-- Start of DATASET RECORDS --

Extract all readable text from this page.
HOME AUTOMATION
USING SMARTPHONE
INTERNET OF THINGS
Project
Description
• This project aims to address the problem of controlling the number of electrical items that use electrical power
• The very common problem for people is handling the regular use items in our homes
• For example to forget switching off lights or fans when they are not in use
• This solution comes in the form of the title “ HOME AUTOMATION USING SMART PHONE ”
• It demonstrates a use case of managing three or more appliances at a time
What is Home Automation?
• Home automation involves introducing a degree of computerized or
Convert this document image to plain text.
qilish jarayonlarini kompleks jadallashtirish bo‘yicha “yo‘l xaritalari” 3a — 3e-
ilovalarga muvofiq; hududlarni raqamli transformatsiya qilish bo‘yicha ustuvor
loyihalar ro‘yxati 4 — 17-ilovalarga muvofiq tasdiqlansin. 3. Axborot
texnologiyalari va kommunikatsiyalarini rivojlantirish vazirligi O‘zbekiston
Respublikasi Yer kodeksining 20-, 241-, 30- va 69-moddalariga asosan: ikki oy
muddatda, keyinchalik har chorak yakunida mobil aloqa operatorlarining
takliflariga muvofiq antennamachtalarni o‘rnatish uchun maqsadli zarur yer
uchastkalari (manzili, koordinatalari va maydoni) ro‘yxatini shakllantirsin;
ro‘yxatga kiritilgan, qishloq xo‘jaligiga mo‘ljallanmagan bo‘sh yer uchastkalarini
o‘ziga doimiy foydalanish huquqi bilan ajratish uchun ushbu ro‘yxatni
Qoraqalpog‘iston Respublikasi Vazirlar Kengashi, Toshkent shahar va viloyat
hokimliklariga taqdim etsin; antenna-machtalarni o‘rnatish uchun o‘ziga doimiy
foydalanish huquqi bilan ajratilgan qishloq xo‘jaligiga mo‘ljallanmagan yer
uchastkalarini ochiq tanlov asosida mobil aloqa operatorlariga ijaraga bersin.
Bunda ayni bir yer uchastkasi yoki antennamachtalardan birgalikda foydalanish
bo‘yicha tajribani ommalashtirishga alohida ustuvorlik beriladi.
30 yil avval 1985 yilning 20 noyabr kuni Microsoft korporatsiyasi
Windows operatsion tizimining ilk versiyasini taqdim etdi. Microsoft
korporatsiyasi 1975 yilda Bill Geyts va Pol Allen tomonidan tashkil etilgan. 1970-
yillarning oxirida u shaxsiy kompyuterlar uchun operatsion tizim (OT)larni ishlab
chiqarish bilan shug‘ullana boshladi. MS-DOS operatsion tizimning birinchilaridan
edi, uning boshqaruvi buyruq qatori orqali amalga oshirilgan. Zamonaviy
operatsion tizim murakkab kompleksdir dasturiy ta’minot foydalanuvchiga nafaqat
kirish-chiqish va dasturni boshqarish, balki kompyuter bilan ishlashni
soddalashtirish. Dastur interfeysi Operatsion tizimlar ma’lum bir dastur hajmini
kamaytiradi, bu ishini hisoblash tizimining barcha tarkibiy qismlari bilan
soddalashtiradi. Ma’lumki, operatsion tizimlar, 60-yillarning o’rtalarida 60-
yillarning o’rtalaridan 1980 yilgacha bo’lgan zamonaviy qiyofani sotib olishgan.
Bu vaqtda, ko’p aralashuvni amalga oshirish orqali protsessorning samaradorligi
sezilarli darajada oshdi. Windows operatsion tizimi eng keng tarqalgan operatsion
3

-- End of DATASET RECORDS --
-- Start of DATASET RECORDS --

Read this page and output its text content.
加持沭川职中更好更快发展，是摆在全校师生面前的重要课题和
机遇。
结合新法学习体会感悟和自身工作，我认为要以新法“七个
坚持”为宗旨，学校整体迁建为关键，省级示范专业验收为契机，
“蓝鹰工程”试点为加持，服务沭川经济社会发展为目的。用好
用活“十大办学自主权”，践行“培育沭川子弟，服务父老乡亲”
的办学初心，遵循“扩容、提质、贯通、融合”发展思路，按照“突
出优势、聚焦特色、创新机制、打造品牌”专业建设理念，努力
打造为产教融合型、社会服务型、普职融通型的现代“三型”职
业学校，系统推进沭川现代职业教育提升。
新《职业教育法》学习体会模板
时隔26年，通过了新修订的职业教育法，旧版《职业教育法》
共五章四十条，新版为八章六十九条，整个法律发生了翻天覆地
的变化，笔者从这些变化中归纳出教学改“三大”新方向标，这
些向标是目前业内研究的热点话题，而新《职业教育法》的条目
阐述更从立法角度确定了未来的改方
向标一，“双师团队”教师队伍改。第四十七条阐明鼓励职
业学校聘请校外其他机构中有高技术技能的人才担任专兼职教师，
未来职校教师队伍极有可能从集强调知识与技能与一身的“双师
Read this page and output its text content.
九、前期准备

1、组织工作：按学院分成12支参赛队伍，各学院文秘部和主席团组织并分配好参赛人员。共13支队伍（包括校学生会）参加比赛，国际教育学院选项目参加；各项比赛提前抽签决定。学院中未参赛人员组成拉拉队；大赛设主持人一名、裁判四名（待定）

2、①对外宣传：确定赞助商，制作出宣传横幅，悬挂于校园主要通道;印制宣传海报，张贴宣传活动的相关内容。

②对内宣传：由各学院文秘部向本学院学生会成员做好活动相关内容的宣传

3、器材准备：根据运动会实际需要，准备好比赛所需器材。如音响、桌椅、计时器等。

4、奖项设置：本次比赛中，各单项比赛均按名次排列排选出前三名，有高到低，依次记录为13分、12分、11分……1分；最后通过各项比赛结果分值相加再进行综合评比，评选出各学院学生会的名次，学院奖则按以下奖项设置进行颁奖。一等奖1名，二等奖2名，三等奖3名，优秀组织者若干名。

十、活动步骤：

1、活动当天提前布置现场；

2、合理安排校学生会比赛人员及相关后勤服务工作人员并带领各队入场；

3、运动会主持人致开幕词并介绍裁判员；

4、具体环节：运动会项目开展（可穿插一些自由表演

-- End of DATASET RECORDS --
-- Start of DATASET RECORDS --

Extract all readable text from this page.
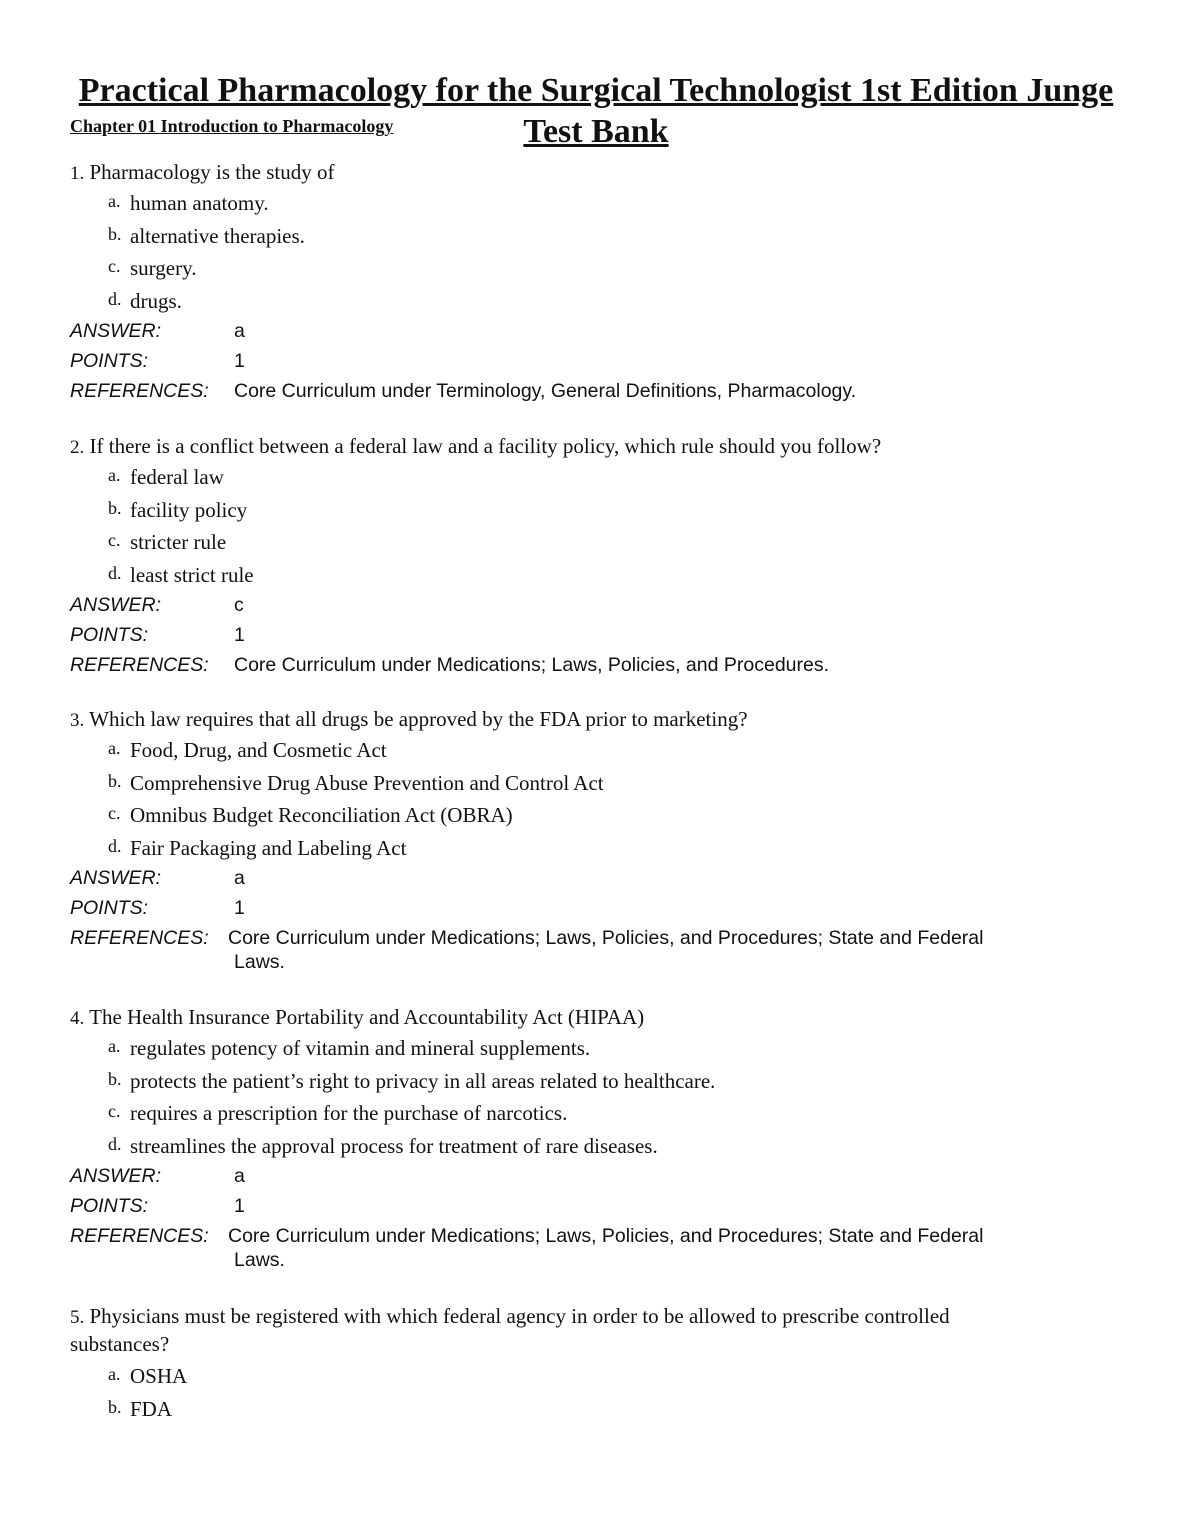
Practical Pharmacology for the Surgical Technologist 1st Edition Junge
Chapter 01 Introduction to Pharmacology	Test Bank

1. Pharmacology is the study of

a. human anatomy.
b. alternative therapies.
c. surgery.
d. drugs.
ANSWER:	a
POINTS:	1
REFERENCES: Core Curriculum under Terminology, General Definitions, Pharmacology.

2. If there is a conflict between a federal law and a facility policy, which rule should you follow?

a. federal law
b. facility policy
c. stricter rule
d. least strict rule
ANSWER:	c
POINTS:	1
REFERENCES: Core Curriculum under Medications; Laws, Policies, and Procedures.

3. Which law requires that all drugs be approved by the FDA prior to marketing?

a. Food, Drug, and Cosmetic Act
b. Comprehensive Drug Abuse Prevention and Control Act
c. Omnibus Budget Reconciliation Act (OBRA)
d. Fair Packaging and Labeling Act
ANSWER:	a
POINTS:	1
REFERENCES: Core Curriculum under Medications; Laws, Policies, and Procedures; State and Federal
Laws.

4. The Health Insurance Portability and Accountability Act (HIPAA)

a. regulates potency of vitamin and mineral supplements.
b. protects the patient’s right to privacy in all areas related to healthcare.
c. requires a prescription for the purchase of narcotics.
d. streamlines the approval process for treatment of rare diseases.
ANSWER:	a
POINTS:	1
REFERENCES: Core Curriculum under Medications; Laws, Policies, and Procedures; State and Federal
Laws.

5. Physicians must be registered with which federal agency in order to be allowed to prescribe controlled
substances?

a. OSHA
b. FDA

-- End of DATASET RECORDS --

**TASK REQUIREMENTS:** Show each line of the data that contains the string "jaligiga".

**COMPLETED TASK:**
ro‘yxatga kiritilgan, qishloq xo‘jaligiga mo‘ljallanmagan bo‘sh yer uchastkalarini
foydalanish huquqi bilan ajratilgan qishloq xo‘jaligiga mo‘ljallanmagan yer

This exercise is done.